== DIRECTIONS FOR THIS TASK ==
Arrange everything from the start of the entries down through the line containing "Identify all the" as a numbered list, omitting any blank lines.

(Stored data entries)
==================================================

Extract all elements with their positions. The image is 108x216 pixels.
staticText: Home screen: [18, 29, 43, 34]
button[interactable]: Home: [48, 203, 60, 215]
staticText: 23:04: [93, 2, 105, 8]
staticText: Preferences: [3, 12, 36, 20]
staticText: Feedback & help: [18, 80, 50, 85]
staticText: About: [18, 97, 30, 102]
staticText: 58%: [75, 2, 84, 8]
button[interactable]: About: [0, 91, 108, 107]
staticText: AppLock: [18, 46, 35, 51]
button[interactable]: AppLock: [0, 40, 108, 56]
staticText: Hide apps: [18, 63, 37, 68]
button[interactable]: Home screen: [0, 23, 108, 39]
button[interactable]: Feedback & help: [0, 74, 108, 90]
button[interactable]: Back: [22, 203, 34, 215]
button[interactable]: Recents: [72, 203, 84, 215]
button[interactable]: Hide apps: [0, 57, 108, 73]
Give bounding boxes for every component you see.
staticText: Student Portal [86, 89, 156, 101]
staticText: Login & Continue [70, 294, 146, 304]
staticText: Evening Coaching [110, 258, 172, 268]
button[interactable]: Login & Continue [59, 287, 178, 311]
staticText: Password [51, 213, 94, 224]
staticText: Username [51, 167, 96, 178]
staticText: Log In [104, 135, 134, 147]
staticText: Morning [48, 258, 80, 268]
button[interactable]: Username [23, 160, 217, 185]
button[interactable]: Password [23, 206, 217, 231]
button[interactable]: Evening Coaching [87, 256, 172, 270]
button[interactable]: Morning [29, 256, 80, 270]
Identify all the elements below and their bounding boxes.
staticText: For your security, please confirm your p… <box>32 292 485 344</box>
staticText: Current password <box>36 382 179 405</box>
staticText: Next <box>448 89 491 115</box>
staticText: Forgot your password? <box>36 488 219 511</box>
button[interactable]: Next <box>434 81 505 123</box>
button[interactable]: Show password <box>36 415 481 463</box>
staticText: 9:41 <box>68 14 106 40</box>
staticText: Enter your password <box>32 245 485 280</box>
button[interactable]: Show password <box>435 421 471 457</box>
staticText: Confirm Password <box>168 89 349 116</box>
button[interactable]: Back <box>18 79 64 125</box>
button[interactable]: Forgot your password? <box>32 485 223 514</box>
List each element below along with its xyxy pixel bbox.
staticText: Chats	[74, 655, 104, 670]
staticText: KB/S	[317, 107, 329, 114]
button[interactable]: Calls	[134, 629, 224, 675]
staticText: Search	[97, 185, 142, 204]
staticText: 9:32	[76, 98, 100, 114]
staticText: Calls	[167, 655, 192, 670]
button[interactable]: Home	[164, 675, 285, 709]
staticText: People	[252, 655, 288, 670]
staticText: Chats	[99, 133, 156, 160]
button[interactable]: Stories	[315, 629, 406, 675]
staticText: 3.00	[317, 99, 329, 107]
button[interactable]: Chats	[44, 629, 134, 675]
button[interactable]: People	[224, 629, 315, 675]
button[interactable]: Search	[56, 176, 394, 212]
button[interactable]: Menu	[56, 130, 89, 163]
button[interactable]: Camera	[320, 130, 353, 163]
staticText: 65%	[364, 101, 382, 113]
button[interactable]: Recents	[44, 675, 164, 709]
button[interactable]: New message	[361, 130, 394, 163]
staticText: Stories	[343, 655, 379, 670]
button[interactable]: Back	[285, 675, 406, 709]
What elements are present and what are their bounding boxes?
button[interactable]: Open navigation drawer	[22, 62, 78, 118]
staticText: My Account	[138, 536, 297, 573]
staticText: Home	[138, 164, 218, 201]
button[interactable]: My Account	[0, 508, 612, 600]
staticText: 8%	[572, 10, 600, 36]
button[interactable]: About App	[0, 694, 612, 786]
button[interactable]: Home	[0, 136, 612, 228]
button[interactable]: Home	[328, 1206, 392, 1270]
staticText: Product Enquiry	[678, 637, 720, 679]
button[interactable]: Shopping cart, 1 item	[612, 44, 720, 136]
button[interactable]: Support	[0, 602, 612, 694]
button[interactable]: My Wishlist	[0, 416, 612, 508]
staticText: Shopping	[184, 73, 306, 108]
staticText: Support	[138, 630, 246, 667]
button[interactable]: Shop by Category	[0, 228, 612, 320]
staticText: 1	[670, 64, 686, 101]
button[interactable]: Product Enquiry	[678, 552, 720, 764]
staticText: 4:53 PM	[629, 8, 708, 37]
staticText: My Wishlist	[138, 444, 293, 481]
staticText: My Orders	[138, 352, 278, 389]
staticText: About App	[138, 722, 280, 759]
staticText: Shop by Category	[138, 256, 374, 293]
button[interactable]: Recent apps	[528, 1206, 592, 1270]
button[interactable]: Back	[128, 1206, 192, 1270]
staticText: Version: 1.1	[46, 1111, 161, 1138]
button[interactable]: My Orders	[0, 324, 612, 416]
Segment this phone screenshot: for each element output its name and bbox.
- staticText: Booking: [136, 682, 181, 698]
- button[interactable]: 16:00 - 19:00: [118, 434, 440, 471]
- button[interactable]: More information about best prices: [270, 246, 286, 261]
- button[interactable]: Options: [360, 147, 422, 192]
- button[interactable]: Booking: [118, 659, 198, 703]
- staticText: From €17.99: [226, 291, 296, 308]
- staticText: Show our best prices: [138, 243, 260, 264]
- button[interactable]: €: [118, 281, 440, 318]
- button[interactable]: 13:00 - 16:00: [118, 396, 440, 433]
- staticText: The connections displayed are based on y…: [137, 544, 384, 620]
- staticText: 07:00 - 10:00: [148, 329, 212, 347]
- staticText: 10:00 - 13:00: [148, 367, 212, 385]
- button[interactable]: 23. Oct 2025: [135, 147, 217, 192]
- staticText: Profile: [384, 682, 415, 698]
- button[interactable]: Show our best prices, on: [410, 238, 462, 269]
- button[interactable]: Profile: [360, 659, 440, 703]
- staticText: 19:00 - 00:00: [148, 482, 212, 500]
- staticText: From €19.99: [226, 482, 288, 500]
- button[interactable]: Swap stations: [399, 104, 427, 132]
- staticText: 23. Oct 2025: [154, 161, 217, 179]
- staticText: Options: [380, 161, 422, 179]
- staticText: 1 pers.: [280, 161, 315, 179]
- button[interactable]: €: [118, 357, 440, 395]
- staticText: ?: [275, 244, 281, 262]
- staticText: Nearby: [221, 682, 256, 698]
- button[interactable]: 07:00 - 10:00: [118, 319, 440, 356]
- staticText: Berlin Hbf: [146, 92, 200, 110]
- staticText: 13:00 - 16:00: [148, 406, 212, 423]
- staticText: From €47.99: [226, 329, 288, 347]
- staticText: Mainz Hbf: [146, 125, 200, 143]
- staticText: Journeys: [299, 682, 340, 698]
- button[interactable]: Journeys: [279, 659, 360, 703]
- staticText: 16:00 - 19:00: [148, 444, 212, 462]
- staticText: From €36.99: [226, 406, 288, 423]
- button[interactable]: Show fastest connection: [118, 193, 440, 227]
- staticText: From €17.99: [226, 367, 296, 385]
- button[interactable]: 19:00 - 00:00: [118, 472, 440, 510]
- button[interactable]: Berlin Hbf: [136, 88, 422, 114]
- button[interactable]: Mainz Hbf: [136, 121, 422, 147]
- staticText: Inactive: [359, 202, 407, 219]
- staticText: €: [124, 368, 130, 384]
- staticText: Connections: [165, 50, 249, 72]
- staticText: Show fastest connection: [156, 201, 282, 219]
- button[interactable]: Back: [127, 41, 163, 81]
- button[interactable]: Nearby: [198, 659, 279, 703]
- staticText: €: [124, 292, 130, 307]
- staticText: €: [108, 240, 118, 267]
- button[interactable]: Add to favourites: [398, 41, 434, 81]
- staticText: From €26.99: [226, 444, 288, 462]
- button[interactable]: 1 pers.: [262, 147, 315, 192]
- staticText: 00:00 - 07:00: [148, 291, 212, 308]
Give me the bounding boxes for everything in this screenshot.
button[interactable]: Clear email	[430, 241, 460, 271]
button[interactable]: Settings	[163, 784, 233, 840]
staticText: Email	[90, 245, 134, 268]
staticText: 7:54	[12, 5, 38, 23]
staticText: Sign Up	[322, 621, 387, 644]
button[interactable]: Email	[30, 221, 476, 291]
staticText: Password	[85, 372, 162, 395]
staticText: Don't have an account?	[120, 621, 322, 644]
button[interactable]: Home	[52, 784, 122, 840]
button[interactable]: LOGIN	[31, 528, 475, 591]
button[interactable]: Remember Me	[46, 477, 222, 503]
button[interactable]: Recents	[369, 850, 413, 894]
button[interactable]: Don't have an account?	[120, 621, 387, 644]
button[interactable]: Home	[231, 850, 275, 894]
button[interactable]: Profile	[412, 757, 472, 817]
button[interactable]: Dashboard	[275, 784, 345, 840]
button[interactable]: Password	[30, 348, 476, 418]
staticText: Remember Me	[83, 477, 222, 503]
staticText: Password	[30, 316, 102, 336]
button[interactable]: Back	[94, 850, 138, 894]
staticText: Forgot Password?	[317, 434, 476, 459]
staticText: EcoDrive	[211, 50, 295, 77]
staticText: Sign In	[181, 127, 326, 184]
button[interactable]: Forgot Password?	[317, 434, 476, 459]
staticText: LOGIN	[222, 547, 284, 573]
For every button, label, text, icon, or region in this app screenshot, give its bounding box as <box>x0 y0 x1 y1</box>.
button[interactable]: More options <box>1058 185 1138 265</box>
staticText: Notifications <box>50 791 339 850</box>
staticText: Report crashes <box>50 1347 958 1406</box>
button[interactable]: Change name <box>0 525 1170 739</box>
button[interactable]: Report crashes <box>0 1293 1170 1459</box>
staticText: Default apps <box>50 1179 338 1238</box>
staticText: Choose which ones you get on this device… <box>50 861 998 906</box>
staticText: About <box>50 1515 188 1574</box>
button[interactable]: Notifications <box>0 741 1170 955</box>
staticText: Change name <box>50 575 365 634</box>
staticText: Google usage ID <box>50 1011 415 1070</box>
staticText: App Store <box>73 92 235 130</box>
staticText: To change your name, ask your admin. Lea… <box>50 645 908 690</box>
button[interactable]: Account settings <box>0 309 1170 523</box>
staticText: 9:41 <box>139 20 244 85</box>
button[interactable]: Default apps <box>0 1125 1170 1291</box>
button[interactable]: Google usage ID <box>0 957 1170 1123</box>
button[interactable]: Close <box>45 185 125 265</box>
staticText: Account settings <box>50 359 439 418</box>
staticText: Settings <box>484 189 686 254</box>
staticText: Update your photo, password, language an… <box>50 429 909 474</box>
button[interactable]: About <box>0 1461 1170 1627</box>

==================================================

== SOLUTION FOR THIS EXERCISE ==
1. Extract all elements with their positions. The image is 108x216 pixels.
2. staticText: Home screen: [18, 29, 43, 34]
3. button[interactable]: Home: [48, 203, 60, 215]
4. staticText: 23:04: [93, 2, 105, 8]
5. staticText: Preferences: [3, 12, 36, 20]
6. staticText: Feedback & help: [18, 80, 50, 85]
7. staticText: About: [18, 97, 30, 102]
8. staticText: 58%: [75, 2, 84, 8]
9. button[interactable]: About: [0, 91, 108, 107]
10. staticText: AppLock: [18, 46, 35, 51]
11. button[interactable]: AppLock: [0, 40, 108, 56]
12. staticText: Hide apps: [18, 63, 37, 68]
13. button[interactable]: Home screen: [0, 23, 108, 39]
14. button[interactable]: Feedback & help: [0, 74, 108, 90]
15. button[interactable]: Back: [22, 203, 34, 215]
16. button[interactable]: Recents: [72, 203, 84, 215]
17. button[interactable]: Hide apps: [0, 57, 108, 73]
18. Give bounding boxes for every component you see.
19. staticText: Student Portal [86, 89, 156, 101]
20. staticText: Login & Continue [70, 294, 146, 304]
21. staticText: Evening Coaching [110, 258, 172, 268]
22. button[interactable]: Login & Continue [59, 287, 178, 311]
23. staticText: Password [51, 213, 94, 224]
24. staticText: Username [51, 167, 96, 178]
25. staticText: Log In [104, 135, 134, 147]
26. staticText: Morning [48, 258, 80, 268]
27. button[interactable]: Username [23, 160, 217, 185]
28. button[interactable]: Password [23, 206, 217, 231]
29. button[interactable]: Evening Coaching [87, 256, 172, 270]
30. button[interactable]: Morning [29, 256, 80, 270]
31. Identify all the elements below and their bounding boxes.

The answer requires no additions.